▶ _DATA SHOWN_
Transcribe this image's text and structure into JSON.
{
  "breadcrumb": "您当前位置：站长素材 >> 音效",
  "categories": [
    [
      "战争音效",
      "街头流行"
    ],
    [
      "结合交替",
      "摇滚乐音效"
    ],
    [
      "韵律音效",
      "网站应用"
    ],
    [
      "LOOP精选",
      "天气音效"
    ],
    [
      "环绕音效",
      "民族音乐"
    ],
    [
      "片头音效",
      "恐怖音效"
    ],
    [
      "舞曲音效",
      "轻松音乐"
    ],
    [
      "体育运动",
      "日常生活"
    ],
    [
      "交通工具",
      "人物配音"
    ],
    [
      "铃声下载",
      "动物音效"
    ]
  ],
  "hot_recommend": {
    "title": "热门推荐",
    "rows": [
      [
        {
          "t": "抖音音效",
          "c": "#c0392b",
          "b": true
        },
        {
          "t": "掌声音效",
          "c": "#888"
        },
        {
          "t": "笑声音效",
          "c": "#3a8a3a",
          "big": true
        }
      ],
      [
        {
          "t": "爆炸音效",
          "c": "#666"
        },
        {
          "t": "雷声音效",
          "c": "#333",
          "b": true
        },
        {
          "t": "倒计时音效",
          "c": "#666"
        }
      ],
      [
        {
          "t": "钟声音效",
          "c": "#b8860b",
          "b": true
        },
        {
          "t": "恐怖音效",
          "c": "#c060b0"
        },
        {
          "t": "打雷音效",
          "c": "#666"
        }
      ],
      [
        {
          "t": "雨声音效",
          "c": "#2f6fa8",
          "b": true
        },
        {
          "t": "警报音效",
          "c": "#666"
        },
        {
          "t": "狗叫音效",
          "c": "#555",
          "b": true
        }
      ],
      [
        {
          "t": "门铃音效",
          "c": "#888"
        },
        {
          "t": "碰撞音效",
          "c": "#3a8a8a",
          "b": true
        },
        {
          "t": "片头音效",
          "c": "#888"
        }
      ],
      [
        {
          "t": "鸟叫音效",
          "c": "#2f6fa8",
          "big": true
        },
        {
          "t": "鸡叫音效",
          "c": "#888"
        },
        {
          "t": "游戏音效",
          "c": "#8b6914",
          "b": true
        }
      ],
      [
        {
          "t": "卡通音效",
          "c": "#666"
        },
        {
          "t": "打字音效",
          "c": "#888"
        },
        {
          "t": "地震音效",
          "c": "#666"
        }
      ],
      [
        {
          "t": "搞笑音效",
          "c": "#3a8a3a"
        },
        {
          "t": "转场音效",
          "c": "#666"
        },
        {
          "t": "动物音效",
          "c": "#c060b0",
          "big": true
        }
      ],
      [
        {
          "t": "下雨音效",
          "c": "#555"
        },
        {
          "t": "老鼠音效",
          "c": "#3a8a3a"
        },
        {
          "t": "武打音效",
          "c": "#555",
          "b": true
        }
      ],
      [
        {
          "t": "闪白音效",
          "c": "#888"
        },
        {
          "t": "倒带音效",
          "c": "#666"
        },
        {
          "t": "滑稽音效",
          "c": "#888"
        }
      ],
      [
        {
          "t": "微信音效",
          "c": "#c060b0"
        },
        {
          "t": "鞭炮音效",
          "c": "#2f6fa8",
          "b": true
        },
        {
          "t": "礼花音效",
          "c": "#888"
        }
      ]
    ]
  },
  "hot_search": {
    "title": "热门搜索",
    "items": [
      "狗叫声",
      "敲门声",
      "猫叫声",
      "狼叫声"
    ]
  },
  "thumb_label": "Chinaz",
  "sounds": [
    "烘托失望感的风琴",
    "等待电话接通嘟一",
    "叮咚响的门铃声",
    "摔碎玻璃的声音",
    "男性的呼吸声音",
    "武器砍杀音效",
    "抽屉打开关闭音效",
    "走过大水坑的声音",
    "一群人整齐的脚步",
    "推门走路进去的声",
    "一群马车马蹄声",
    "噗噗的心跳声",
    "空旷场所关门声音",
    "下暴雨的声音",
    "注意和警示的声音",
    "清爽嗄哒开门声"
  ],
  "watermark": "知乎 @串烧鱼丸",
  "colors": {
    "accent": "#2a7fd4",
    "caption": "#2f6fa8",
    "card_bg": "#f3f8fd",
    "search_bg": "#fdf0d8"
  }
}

---

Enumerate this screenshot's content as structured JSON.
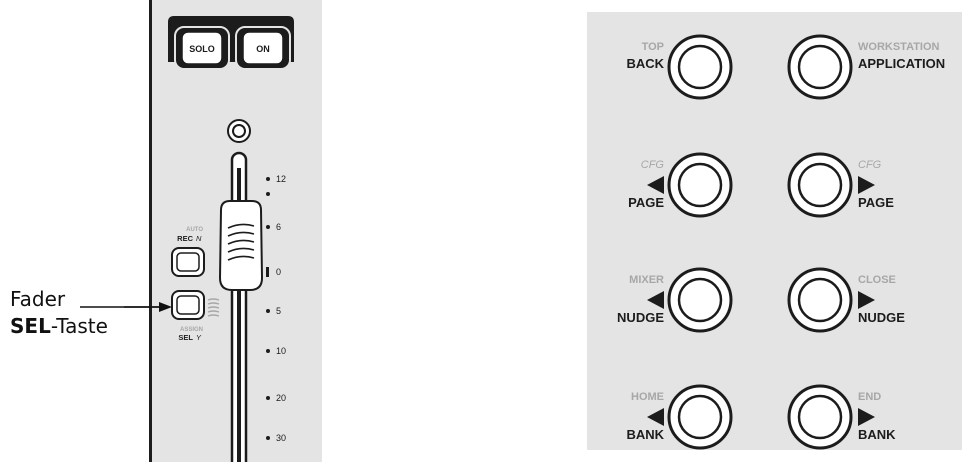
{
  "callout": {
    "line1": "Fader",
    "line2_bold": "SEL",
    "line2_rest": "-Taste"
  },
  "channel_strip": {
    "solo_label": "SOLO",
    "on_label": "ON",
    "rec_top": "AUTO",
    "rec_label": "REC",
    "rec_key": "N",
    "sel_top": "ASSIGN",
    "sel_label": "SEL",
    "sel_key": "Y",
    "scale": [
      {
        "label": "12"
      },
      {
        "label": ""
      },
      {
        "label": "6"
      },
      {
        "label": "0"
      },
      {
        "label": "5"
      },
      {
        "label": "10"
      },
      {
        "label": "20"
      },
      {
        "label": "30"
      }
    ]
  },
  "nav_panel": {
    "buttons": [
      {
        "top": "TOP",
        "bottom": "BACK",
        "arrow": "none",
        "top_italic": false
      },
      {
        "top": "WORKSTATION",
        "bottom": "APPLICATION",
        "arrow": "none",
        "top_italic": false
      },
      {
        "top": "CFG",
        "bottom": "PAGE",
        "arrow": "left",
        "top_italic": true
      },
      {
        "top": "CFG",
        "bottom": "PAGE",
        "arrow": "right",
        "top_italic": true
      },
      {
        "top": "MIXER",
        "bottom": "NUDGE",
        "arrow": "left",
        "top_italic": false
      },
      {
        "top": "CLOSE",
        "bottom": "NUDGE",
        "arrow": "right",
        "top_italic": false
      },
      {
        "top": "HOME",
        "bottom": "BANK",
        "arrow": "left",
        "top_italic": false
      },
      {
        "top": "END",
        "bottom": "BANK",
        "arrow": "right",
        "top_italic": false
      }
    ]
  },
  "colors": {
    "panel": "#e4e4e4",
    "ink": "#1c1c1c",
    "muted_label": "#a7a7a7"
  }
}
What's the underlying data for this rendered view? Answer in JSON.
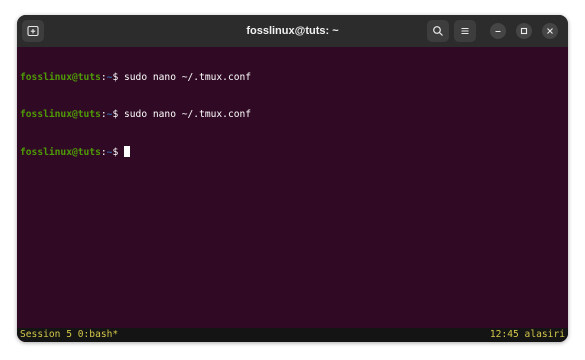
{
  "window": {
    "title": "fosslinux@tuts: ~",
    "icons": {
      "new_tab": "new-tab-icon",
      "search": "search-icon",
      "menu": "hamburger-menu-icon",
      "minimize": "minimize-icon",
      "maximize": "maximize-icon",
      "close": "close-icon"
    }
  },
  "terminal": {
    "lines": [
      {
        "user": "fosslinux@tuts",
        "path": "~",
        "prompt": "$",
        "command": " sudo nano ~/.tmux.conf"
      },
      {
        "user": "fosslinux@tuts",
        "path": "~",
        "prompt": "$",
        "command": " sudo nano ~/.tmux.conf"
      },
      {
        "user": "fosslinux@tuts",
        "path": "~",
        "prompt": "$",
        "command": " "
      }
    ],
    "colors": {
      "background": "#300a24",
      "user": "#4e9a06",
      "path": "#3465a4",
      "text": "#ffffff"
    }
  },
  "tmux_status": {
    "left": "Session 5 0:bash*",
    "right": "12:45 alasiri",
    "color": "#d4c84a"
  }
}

▶ _THE PROBLEM_
Extract all lines of the records above that include "title".

▶ _ANSWER TO THIS PROBLEM_
    "title": "热门推荐",
    "title": "热门搜索",
    "title": "fosslinux@tuts: ~",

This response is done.